:: RECORDED DATA

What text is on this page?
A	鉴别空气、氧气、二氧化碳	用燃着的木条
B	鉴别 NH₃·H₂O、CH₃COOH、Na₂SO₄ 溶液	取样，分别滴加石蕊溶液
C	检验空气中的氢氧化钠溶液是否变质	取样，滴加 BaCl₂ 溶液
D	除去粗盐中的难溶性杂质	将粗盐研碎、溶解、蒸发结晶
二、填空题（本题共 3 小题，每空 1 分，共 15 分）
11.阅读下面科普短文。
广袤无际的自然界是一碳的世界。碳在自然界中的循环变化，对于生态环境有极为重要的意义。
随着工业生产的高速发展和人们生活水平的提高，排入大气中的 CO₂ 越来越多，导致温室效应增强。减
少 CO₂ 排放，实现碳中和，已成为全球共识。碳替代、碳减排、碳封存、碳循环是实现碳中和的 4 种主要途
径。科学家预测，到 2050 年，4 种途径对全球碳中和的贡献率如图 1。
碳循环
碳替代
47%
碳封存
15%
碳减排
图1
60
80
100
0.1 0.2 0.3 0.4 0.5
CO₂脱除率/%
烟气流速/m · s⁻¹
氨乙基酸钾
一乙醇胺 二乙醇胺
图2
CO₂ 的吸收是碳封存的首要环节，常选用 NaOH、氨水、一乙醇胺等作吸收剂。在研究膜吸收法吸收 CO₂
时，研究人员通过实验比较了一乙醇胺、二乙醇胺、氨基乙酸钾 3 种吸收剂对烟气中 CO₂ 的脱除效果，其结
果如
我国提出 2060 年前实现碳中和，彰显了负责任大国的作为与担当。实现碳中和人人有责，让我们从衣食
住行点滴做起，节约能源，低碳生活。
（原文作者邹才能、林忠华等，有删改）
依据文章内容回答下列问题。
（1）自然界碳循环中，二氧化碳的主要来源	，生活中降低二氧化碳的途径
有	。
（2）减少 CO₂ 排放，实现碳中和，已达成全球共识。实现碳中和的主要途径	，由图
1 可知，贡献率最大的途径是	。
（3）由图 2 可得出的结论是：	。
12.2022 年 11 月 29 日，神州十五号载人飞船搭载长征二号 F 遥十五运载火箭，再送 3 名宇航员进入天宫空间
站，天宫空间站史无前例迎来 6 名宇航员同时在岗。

::::

Give back the whole listing exactly as it reads.

What text is on this page?
A	鉴别空气、氧气、二氧化碳	用燃着的木条
B	鉴别 NH₃·H₂O、CH₃COOH、Na₂SO₄ 溶液	取样，分别滴加石蕊溶液
C	检验空气中的氢氧化钠溶液是否变质	取样，滴加 BaCl₂ 溶液
D	除去粗盐中的难溶性杂质	将粗盐研碎、溶解、蒸发结晶
二、填空题（本题共 3 小题，每空 1 分，共 15 分）
11.阅读下面科普短文。
广袤无际的自然界是一碳的世界。碳在自然界中的循环变化，对于生态环境有极为重要的意义。
随着工业生产的高速发展和人们生活水平的提高，排入大气中的 CO₂ 越来越多，导致温室效应增强。减
少 CO₂ 排放，实现碳中和，已成为全球共识。碳替代、碳减排、碳封存、碳循环是实现碳中和的 4 种主要途
径。科学家预测，到 2050 年，4 种途径对全球碳中和的贡献率如图 1。
碳循环
碳替代
47%
碳封存
15%
碳减排
图1
60
80
100
0.1 0.2 0.3 0.4 0.5
CO₂脱除率/%
烟气流速/m · s⁻¹
氨乙基酸钾
一乙醇胺 二乙醇胺
图2
CO₂ 的吸收是碳封存的首要环节，常选用 NaOH、氨水、一乙醇胺等作吸收剂。在研究膜吸收法吸收 CO₂
时，研究人员通过实验比较了一乙醇胺、二乙醇胺、氨基乙酸钾 3 种吸收剂对烟气中 CO₂ 的脱除效果，其结
果如
我国提出 2060 年前实现碳中和，彰显了负责任大国的作为与担当。实现碳中和人人有责，让我们从衣食
住行点滴做起，节约能源，低碳生活。
（原文作者邹才能、林忠华等，有删改）
依据文章内容回答下列问题。
（1）自然界碳循环中，二氧化碳的主要来源	，生活中降低二氧化碳的途径
有	。
（2）减少 CO₂ 排放，实现碳中和，已达成全球共识。实现碳中和的主要途径	，由图
1 可知，贡献率最大的途径是	。
（3）由图 2 可得出的结论是：	。
12.2022 年 11 月 29 日，神州十五号载人飞船搭载长征二号 F 遥十五运载火箭，再送 3 名宇航员进入天宫空间
站，天宫空间站史无前例迎来 6 名宇航员同时在岗。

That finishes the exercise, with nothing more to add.